To do
Show every line where "state" occurs.

--- begin ---

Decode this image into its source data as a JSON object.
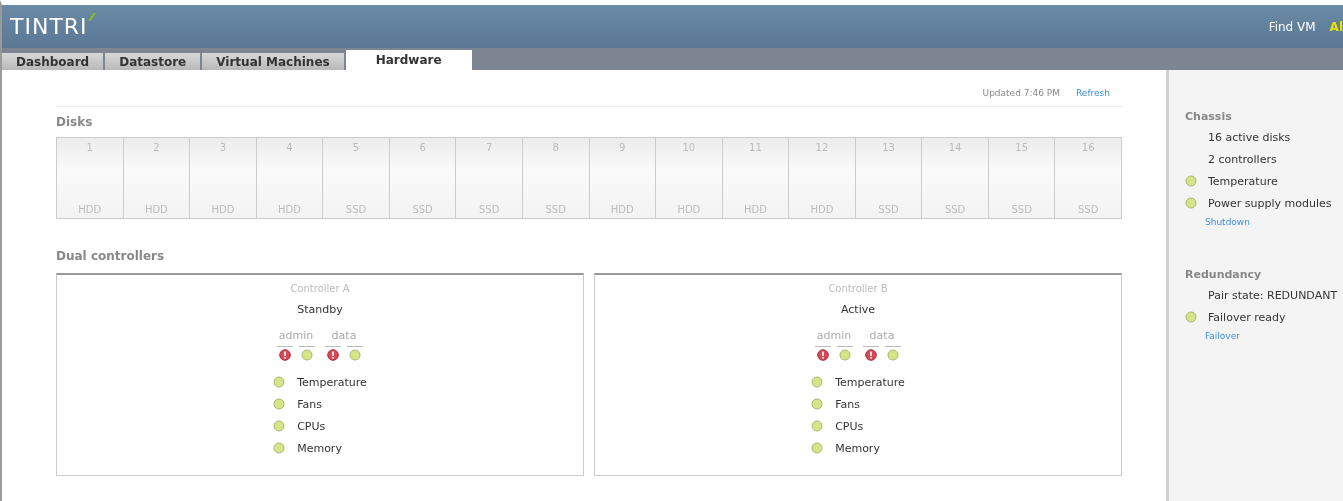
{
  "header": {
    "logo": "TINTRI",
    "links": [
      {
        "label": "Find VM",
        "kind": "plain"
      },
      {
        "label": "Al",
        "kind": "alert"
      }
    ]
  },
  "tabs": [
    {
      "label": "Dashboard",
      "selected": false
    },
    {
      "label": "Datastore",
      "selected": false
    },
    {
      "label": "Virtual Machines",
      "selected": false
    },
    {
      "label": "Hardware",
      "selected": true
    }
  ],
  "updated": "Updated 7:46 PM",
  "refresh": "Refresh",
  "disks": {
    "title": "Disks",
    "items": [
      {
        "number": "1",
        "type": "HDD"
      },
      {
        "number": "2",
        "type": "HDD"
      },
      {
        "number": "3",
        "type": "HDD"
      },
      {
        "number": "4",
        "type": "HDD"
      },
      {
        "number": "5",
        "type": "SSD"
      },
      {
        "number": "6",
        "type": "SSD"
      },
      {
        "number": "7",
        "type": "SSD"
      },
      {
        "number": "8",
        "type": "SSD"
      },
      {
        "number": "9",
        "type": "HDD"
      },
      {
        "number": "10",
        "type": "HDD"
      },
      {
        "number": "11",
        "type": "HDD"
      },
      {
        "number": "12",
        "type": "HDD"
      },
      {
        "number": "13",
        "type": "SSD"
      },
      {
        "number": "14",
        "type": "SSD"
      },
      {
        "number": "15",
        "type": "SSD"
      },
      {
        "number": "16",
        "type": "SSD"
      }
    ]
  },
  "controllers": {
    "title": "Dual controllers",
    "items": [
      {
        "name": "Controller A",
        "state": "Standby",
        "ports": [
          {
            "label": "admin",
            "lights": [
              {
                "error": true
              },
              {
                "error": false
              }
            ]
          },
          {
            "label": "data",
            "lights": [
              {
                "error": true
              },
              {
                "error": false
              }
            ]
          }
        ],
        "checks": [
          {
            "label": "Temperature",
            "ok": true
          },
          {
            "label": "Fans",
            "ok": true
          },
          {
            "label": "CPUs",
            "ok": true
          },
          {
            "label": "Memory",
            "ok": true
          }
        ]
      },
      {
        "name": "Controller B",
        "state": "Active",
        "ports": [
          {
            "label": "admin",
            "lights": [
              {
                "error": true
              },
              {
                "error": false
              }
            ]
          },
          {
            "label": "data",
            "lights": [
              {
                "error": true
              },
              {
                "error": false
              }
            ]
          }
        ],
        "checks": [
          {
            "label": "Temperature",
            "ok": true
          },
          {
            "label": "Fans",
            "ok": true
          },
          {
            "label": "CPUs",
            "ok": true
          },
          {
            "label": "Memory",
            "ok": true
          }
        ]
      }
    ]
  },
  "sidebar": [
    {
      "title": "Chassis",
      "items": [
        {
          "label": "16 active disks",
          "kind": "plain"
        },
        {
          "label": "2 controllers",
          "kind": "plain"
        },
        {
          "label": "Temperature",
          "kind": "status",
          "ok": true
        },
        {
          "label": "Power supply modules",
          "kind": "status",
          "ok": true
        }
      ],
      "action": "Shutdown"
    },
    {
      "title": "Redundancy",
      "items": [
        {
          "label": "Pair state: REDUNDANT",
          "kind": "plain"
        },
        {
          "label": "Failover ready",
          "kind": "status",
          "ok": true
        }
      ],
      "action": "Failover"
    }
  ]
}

--- end ---
--- begin ---

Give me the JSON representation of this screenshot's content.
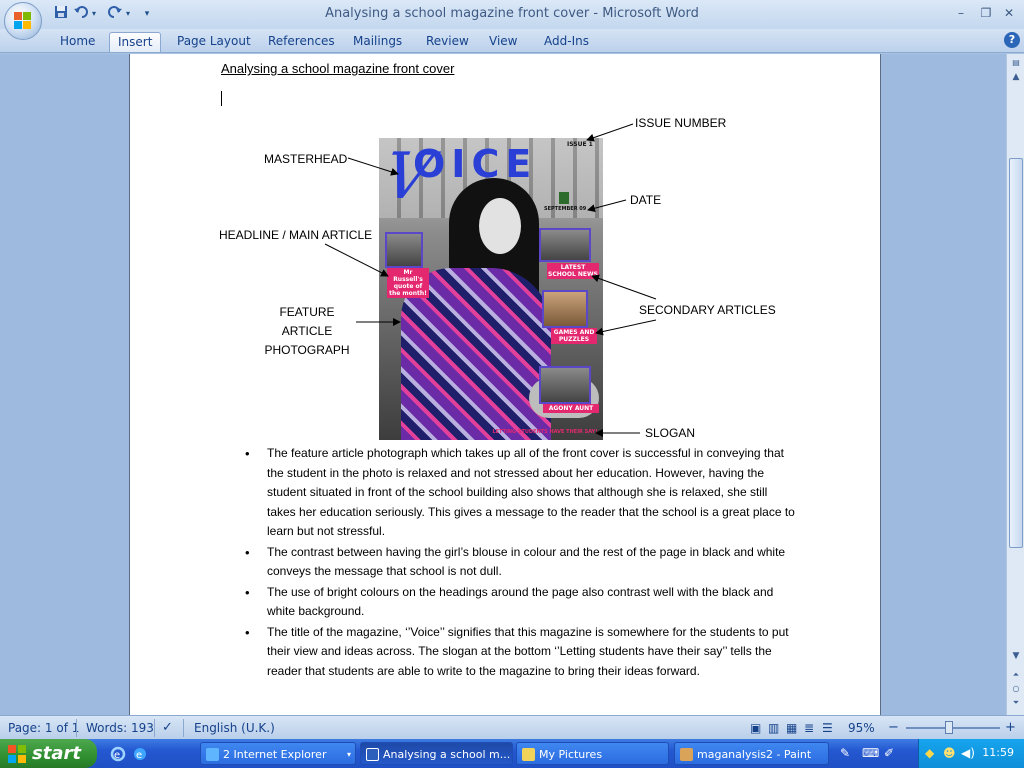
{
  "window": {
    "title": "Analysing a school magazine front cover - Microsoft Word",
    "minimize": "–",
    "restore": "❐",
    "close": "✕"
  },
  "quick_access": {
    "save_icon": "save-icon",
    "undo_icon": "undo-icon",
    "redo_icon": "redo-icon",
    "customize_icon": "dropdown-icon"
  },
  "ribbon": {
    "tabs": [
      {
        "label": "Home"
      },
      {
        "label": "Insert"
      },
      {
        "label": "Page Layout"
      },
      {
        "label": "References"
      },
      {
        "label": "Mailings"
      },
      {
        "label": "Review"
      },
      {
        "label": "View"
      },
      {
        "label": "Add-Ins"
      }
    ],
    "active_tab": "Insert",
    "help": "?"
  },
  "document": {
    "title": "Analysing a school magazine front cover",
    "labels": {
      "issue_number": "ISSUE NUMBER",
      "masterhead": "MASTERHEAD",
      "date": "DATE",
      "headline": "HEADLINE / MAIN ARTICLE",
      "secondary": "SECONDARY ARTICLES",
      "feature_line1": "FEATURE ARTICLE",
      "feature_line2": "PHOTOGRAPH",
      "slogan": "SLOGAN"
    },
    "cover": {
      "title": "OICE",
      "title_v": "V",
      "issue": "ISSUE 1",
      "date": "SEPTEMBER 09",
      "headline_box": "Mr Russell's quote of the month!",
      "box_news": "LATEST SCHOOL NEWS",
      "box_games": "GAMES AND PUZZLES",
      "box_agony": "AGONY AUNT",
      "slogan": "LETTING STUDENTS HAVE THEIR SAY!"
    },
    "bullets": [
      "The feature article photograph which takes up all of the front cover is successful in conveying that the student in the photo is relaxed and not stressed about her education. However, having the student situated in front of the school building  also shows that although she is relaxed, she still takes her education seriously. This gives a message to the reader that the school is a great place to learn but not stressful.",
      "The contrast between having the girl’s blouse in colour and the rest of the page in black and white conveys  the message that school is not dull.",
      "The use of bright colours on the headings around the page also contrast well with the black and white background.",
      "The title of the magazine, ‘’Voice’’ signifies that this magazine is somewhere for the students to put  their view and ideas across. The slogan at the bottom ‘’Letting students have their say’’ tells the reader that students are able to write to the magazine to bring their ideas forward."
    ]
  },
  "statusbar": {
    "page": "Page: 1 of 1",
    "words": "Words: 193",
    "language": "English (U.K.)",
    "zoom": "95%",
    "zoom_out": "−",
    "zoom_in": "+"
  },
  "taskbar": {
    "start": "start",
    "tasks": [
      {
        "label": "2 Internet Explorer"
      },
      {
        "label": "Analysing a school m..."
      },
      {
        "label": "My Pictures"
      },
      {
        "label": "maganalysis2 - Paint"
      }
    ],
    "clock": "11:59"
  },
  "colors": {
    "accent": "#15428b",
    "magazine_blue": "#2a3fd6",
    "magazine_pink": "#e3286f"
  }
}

--- end ---
--- begin ---

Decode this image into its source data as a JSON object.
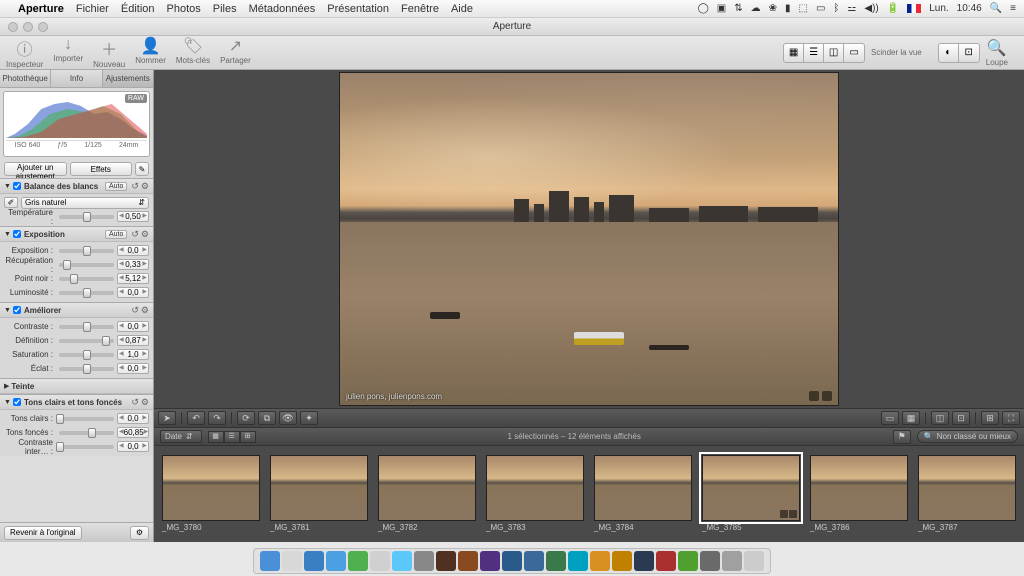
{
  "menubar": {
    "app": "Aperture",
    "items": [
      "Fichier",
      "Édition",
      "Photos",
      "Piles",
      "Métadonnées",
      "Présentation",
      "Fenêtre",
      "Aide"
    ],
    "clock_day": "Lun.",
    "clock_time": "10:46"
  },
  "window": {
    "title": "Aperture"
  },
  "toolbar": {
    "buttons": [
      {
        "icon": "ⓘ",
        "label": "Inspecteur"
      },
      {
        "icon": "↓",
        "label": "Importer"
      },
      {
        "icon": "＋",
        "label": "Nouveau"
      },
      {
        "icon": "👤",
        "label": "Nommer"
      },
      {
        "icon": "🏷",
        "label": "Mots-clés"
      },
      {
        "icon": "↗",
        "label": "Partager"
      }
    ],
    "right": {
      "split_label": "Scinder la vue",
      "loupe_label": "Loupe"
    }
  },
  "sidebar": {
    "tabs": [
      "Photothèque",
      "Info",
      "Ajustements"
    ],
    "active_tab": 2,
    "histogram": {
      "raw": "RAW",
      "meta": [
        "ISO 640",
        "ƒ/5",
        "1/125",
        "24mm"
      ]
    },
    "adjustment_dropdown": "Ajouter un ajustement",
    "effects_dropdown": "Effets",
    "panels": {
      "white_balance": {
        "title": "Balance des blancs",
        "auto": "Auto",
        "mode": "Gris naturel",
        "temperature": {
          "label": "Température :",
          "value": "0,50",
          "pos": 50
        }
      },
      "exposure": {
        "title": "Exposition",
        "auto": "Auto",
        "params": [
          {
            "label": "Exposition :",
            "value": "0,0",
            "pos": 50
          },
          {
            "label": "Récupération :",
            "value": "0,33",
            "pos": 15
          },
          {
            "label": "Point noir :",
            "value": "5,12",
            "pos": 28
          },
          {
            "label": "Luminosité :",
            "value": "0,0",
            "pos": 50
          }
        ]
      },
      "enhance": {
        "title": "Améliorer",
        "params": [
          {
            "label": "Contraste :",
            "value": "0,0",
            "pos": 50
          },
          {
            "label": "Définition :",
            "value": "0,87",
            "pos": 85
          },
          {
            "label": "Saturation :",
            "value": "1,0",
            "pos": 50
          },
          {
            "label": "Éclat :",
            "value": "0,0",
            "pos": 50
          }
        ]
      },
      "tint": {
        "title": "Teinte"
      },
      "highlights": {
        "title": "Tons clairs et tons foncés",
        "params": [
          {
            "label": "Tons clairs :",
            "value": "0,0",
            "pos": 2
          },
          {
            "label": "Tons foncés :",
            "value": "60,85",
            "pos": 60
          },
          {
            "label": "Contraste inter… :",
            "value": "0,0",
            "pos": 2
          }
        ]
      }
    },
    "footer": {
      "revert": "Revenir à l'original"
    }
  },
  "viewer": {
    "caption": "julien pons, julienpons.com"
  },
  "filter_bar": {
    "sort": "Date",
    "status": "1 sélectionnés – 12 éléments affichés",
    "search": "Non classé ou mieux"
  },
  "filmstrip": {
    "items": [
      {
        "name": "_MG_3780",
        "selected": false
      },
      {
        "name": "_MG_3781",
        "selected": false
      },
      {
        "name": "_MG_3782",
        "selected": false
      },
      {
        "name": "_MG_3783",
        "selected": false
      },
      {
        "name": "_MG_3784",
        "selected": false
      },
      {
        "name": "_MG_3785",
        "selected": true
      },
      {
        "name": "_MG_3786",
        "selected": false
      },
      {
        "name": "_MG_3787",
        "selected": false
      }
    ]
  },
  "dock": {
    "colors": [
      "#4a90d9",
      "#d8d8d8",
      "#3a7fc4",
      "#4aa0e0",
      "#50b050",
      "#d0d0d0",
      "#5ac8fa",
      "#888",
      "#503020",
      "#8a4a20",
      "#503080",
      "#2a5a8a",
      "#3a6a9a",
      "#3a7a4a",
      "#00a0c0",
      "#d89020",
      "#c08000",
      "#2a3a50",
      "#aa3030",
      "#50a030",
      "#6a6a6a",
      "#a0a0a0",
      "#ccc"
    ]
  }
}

--- end ---

Expected answer
        "state": "Standby",
        "state": "Active",
          "label": "Pair state: REDUNDANT",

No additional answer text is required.